::: Page excerpt

Most letters discuss social plans; a few hint at politics as a chief topic of conversation between the two; and various domestic niceties are mentioned--Hattie's new telephone in December 1884 and the couple's plans to furnish a house in 1886. Of special interest, however, are the letters from Hattie as she traveled to various locations around the country before and after her marriage. In July and August 1885, letters describe a trip west that Hattie took with her father, stopping in Minneapolis, Yellowstone National Park, and Colorado Springs. In March 1886, Hattie wrote from Atlantic City, N.J., describing in detail its function as a society watering hole. In July and August 1886, Hattie, her father, and, possibly, her brother, made another trip west, this time stopping in Yosemite National Park and various California locations, including San Francisco, from which they traveled north by steamer, stopping in Washington Territory and proceeding to Alaska, where they viewed glaciers and other attractions.
After their October 1886 marriage, there are letters from Hattie to Henry as he traveled on business and as she visited relatives and summered at mountain resorts with baby Donald (born 1887).
Also included is a 1892 night letter from William Gilpin in Colorado to Bernard Gilpin requesting that Bernard travel to Colorado to consult with William on unspecified matters.
Chiefly letters relating to Kenneth Newcomer and Isabella Tyson Gilpin. The earlier item is a 1909 letter of reference for Isabella from the East Tennessee Institute, where she had been a student for nine years. From 1912 to 1913, there are a few family letters to Kenneth's brother Donald. Letters to Kenneth about Virginia politics begin in 1915, and include one with a lengthy argument in favor of opening a women's college in Charlottesville. In 1916, there are many items relating to the operation of Scaleby, the family estate near Boyce, Va., and several from Isabella to Kenneth about her social activities in Knoxville and New York. Almost all materials in 1917 are notes from Isabella to Kenneth, but also included is an extensive horoscope for Isabella, probably cast in anticipation of her April 1918 marriage.

::::::
::: Available data

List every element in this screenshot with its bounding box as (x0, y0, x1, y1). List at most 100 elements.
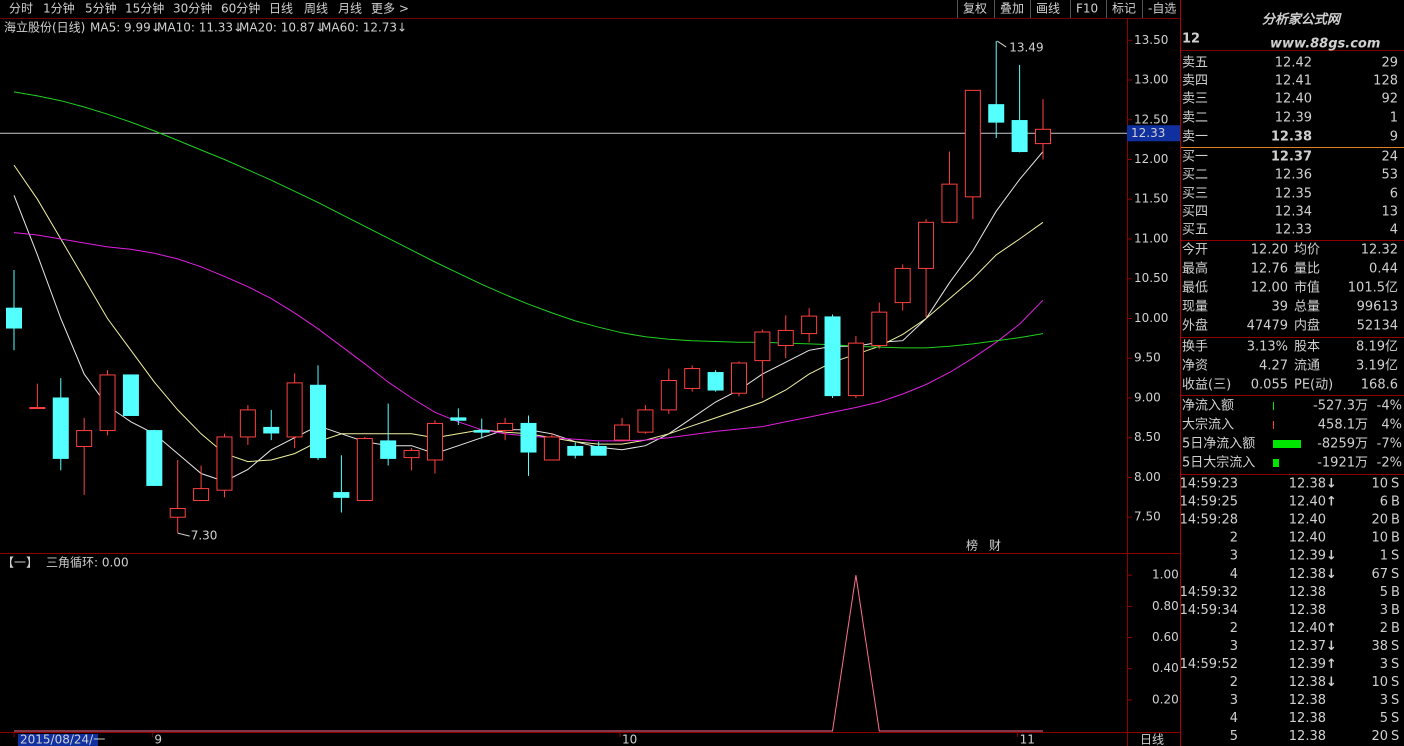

::::::

--- What is being asked ---
In the family letters excerpt, turn the paragraph beginning "Chiefly letters relating to Kenneth Newcomer" into a short bulleted list that keeps its main facts. The listing isn't needed here.

--- Expected answer ---
- Mainly letters about Kenneth Newcomer and Isabella Tyson Gilpin.
- 1909: a reference letter for Isabella from the East Tennessee Institute, where she studied for nine years.
- 1912–1913: a few family letters to Kenneth's brother Donald.
- From 1915: letters to Kenneth on Virginia politics, including one that argues at length for opening a women's college in Charlottesville.
- 1916: many items on running Scaleby, the family estate near Boyce, Va., and several letters from Isabella to Kenneth about her social activities in Knoxville and New York.
- 1917: almost all notes from Isabella to Kenneth, plus an extensive horoscope for Isabella, probably cast ahead of her April 1918 marriage.